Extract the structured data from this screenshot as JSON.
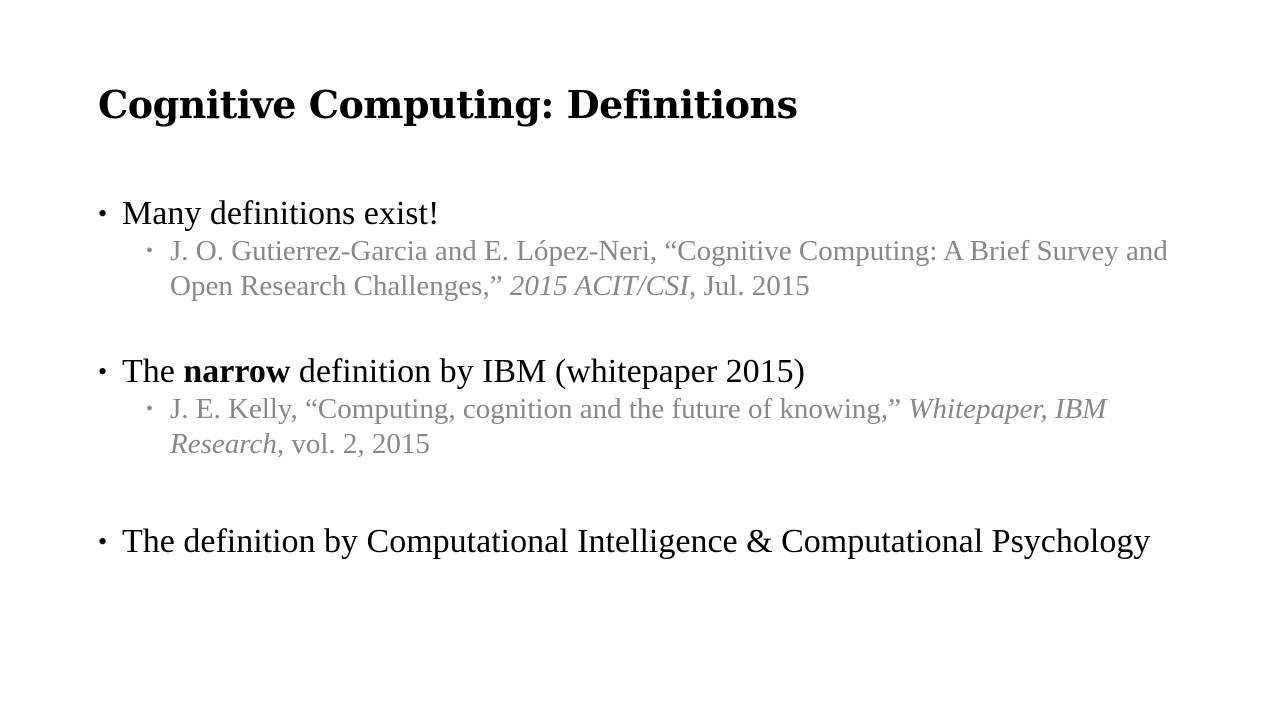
{
  "title": "Cognitive Computing: Definitions",
  "bullets": [
    {
      "text": "Many definitions exist!",
      "sub": {
        "text_a": "J. O. Gutierrez-Garcia and E. López-Neri, “Cognitive Computing: A Brief Survey and Open Research Challenges,” ",
        "italic": "2015 ACIT/CSI",
        "text_b": ", Jul. 2015"
      }
    },
    {
      "text_before": "The ",
      "bold": "narrow",
      "text_after": " definition by IBM (whitepaper 2015)",
      "sub": {
        "text_a": "J. E. Kelly, “Computing, cognition and the future of knowing,” ",
        "italic": "Whitepaper, IBM Research",
        "text_b": ", vol. 2, 2015"
      }
    },
    {
      "text": "The definition by Computational Intelligence & Computational Psychology"
    }
  ]
}
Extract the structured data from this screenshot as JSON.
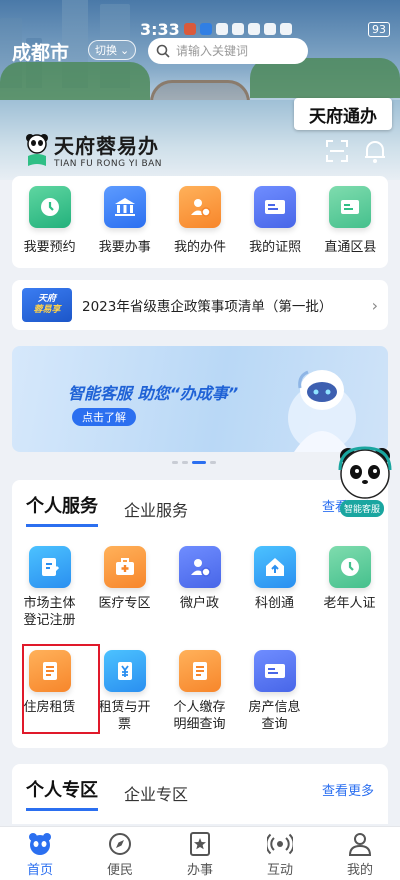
{
  "status_bar": {
    "time": "3:33",
    "battery": "93"
  },
  "header": {
    "city": "成都市",
    "switch_label": "切换",
    "search_placeholder": "请输入关键词",
    "brand_badge": "天府通办",
    "app_name": "天府蓉易办",
    "app_name_pinyin": "TIAN FU RONG YI BAN"
  },
  "quick_actions": [
    {
      "label": "我要预约",
      "icon": "clock-icon",
      "color": "#2fbf86"
    },
    {
      "label": "我要办事",
      "icon": "bank-icon",
      "color": "#2b6ff0"
    },
    {
      "label": "我的办件",
      "icon": "user-doc-icon",
      "color": "#f7862b"
    },
    {
      "label": "我的证照",
      "icon": "id-card-icon",
      "color": "#4866e8"
    },
    {
      "label": "直通区县",
      "icon": "card-icon",
      "color": "#23b17c"
    }
  ],
  "notice": {
    "tag_line1": "天府",
    "tag_line2": "蓉易享",
    "text": "2023年省级惠企政策事项清单（第一批）"
  },
  "banner": {
    "title": "智能客服 助您“办成事”",
    "button": "点击了解",
    "page_count": 4,
    "active_page": 2
  },
  "services": {
    "tabs": [
      "个人服务",
      "企业服务"
    ],
    "more": "查看更多",
    "items": [
      {
        "label_line1": "市场主体",
        "label_line2": "登记注册",
        "icon": "edit-doc-icon",
        "color": "#2a8ff0"
      },
      {
        "label_line1": "医疗专区",
        "label_line2": "",
        "icon": "medical-kit-icon",
        "color": "#f7862b"
      },
      {
        "label_line1": "微户政",
        "label_line2": "",
        "icon": "user-doc-icon",
        "color": "#4866e8"
      },
      {
        "label_line1": "科创通",
        "label_line2": "",
        "icon": "house-icon",
        "color": "#2a8ff0"
      },
      {
        "label_line1": "老年人证",
        "label_line2": "",
        "icon": "clock-icon",
        "color": "#45c08d"
      },
      {
        "label_line1": "住房租赁",
        "label_line2": "",
        "icon": "receipt-icon",
        "color": "#f7862b"
      },
      {
        "label_line1": "租赁与开",
        "label_line2": "票",
        "icon": "yuan-doc-icon",
        "color": "#2a8ff0"
      },
      {
        "label_line1": "个人缴存",
        "label_line2": "明细查询",
        "icon": "receipt-icon",
        "color": "#f7862b"
      },
      {
        "label_line1": "房产信息",
        "label_line2": "查询",
        "icon": "id-card-icon",
        "color": "#4866e8"
      }
    ]
  },
  "zone": {
    "tabs": [
      "个人专区",
      "企业专区"
    ],
    "more": "查看更多"
  },
  "customer_service_label": "智能客服",
  "bottom_nav": [
    {
      "label": "首页",
      "icon": "panda-home-icon",
      "active": true
    },
    {
      "label": "便民",
      "icon": "compass-icon",
      "active": false
    },
    {
      "label": "办事",
      "icon": "star-doc-icon",
      "active": false
    },
    {
      "label": "互动",
      "icon": "broadcast-icon",
      "active": false
    },
    {
      "label": "我的",
      "icon": "person-icon",
      "active": false
    }
  ]
}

WHAT YOU SHOULD DO - Retype the records exactly. Any image in them should not appear in what you write.

EXERCISE OUTPUT -
Extract the structured data from this screenshot as JSON.
{
  "title": "Cognitive Computing: Definitions",
  "bullets": [
    {
      "text": "Many definitions exist!",
      "sub": {
        "text_a": "J. O. Gutierrez-Garcia and E. López-Neri, “Cognitive Computing: A Brief Survey and Open Research Challenges,” ",
        "italic": "2015 ACIT/CSI",
        "text_b": ", Jul. 2015"
      }
    },
    {
      "text_before": "The ",
      "bold": "narrow",
      "text_after": " definition by IBM (whitepaper 2015)",
      "sub": {
        "text_a": "J. E. Kelly, “Computing, cognition and the future of knowing,” ",
        "italic": "Whitepaper, IBM Research",
        "text_b": ", vol. 2, 2015"
      }
    },
    {
      "text": "The definition by Computational Intelligence & Computational Psychology"
    }
  ]
}
Extract the structured data from this screenshot as JSON.
{
  "status_bar": {
    "time": "3:33",
    "battery": "93"
  },
  "header": {
    "city": "成都市",
    "switch_label": "切换",
    "search_placeholder": "请输入关键词",
    "brand_badge": "天府通办",
    "app_name": "天府蓉易办",
    "app_name_pinyin": "TIAN FU RONG YI BAN"
  },
  "quick_actions": [
    {
      "label": "我要预约",
      "icon": "clock-icon",
      "color": "#2fbf86"
    },
    {
      "label": "我要办事",
      "icon": "bank-icon",
      "color": "#2b6ff0"
    },
    {
      "label": "我的办件",
      "icon": "user-doc-icon",
      "color": "#f7862b"
    },
    {
      "label": "我的证照",
      "icon": "id-card-icon",
      "color": "#4866e8"
    },
    {
      "label": "直通区县",
      "icon": "card-icon",
      "color": "#23b17c"
    }
  ],
  "notice": {
    "tag_line1": "天府",
    "tag_line2": "蓉易享",
    "text": "2023年省级惠企政策事项清单（第一批）"
  },
  "banner": {
    "title": "智能客服 助您“办成事”",
    "button": "点击了解",
    "page_count": 4,
    "active_page": 2
  },
  "services": {
    "tabs": [
      "个人服务",
      "企业服务"
    ],
    "more": "查看更多",
    "items": [
      {
        "label_line1": "市场主体",
        "label_line2": "登记注册",
        "icon": "edit-doc-icon",
        "color": "#2a8ff0"
      },
      {
        "label_line1": "医疗专区",
        "label_line2": "",
        "icon": "medical-kit-icon",
        "color": "#f7862b"
      },
      {
        "label_line1": "微户政",
        "label_line2": "",
        "icon": "user-doc-icon",
        "color": "#4866e8"
      },
      {
        "label_line1": "科创通",
        "label_line2": "",
        "icon": "house-icon",
        "color": "#2a8ff0"
      },
      {
        "label_line1": "老年人证",
        "label_line2": "",
        "icon": "clock-icon",
        "color": "#45c08d"
      },
      {
        "label_line1": "住房租赁",
        "label_line2": "",
        "icon": "receipt-icon",
        "color": "#f7862b"
      },
      {
        "label_line1": "租赁与开",
        "label_line2": "票",
        "icon": "yuan-doc-icon",
        "color": "#2a8ff0"
      },
      {
        "label_line1": "个人缴存",
        "label_line2": "明细查询",
        "icon": "receipt-icon",
        "color": "#f7862b"
      },
      {
        "label_line1": "房产信息",
        "label_line2": "查询",
        "icon": "id-card-icon",
        "color": "#4866e8"
      }
    ]
  },
  "zone": {
    "tabs": [
      "个人专区",
      "企业专区"
    ],
    "more": "查看更多"
  },
  "customer_service_label": "智能客服",
  "bottom_nav": [
    {
      "label": "首页",
      "icon": "panda-home-icon",
      "active": true
    },
    {
      "label": "便民",
      "icon": "compass-icon",
      "active": false
    },
    {
      "label": "办事",
      "icon": "star-doc-icon",
      "active": false
    },
    {
      "label": "互动",
      "icon": "broadcast-icon",
      "active": false
    },
    {
      "label": "我的",
      "icon": "person-icon",
      "active": false
    }
  ]
}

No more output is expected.